- Aim of the task -
Work out how many lines include "Studio" and answer with that number only.

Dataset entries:

** start **

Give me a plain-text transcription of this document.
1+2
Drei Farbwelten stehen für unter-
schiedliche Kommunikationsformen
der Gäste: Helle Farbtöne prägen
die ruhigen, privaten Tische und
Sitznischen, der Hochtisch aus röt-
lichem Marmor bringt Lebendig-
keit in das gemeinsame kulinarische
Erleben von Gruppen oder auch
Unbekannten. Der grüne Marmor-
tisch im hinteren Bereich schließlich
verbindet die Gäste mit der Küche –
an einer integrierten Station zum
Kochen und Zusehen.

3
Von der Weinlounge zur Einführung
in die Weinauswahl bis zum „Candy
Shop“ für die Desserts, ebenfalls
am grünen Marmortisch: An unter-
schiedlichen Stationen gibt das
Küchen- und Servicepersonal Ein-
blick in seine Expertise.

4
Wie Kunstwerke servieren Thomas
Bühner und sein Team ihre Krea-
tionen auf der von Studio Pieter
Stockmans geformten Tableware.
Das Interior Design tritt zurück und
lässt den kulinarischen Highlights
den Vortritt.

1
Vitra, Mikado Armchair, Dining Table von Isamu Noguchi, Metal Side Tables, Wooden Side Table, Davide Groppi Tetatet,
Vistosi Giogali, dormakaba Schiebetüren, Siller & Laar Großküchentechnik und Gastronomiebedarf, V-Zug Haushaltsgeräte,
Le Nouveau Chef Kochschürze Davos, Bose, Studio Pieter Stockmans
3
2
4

** end **

- Reply -
2